> [Job]: Return the listing below verbatim. Pictures do not belong in the copy.

> [Given information]:
++++++
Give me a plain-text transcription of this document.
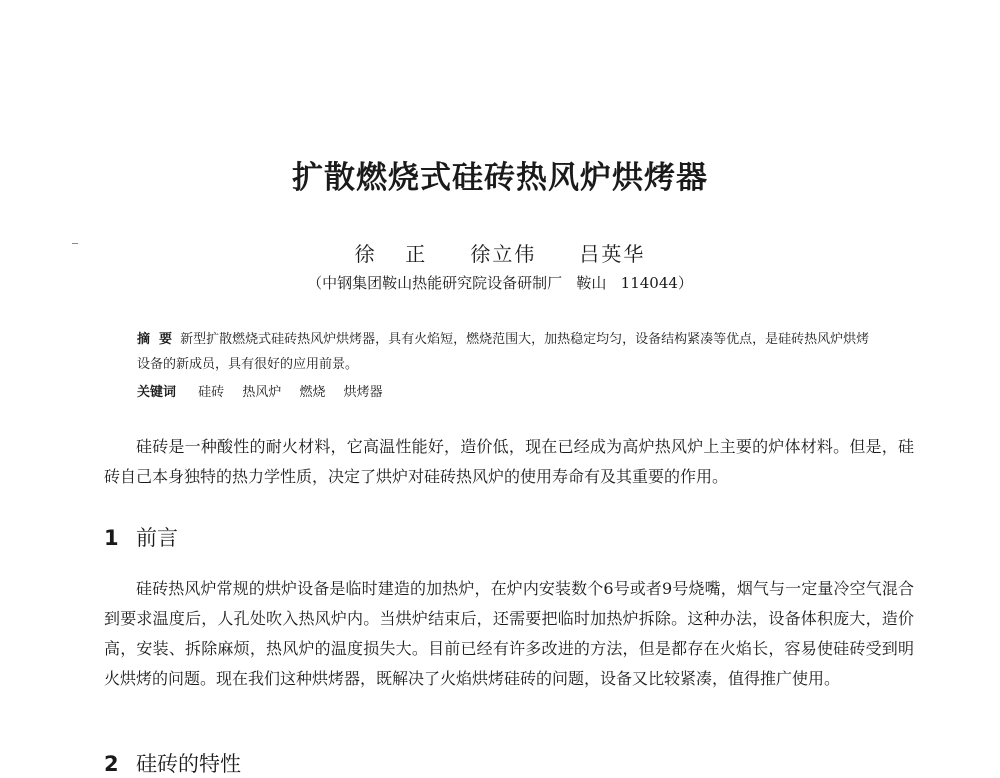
扩散燃烧式硅砖热风炉烘烤器
徐  正   徐立伟   吕英华
（中钢集团鞍山热能研究院设备研制厂   鞍山   114044）
摘  要 新型扩散燃烧式硅砖热风炉烘烤器，具有火焰短，燃烧范围大，加热稳定均匀，设备结构紧凑等优点，是硅砖热风炉烘烤设备的新成员，具有很好的应用前景。
关键词 硅砖 热风炉 燃烧 烘烤器
硅砖是一种酸性的耐火材料，它高温性能好，造价低，现在已经成为高炉热风炉上主要的炉体材料。但是，硅砖自己本身独特的热力学性质，决定了烘炉对硅砖热风炉的使用寿命有及其重要的作用。
1 前言
硅砖热风炉常规的烘炉设备是临时建造的加热炉，在炉内安装数个6号或者9号烧嘴，烟气与一定量冷空气混合到要求温度后，人孔处吹入热风炉内。当烘炉结束后，还需要把临时加热炉拆除。这种办法，设备体积庞大，造价高，安装、拆除麻烦，热风炉的温度损失大。目前已经有许多改进的方法，但是都存在火焰长，容易使硅砖受到明火烘烤的问题。现在我们这种烘烤器，既解决了火焰烘烤硅砖的问题，设备又比较紧凑，值得推广使用。
2 硅砖的特性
++++++
> [Answer to this exercise]:
Give me a plain-text transcription of this document.
扩散燃烧式硅砖热风炉烘烤器
徐  正   徐立伟   吕英华
（中钢集团鞍山热能研究院设备研制厂   鞍山   114044）
摘  要 新型扩散燃烧式硅砖热风炉烘烤器，具有火焰短，燃烧范围大，加热稳定均匀，设备结构紧凑等优点，是硅砖热风炉烘烤设备的新成员，具有很好的应用前景。
关键词 硅砖 热风炉 燃烧 烘烤器
硅砖是一种酸性的耐火材料，它高温性能好，造价低，现在已经成为高炉热风炉上主要的炉体材料。但是，硅砖自己本身独特的热力学性质，决定了烘炉对硅砖热风炉的使用寿命有及其重要的作用。
1 前言
硅砖热风炉常规的烘炉设备是临时建造的加热炉，在炉内安装数个6号或者9号烧嘴，烟气与一定量冷空气混合到要求温度后，人孔处吹入热风炉内。当烘炉结束后，还需要把临时加热炉拆除。这种办法，设备体积庞大，造价高，安装、拆除麻烦，热风炉的温度损失大。目前已经有许多改进的方法，但是都存在火焰长，容易使硅砖受到明火烘烤的问题。现在我们这种烘烤器，既解决了火焰烘烤硅砖的问题，设备又比较紧凑，值得推广使用。
2 硅砖的特性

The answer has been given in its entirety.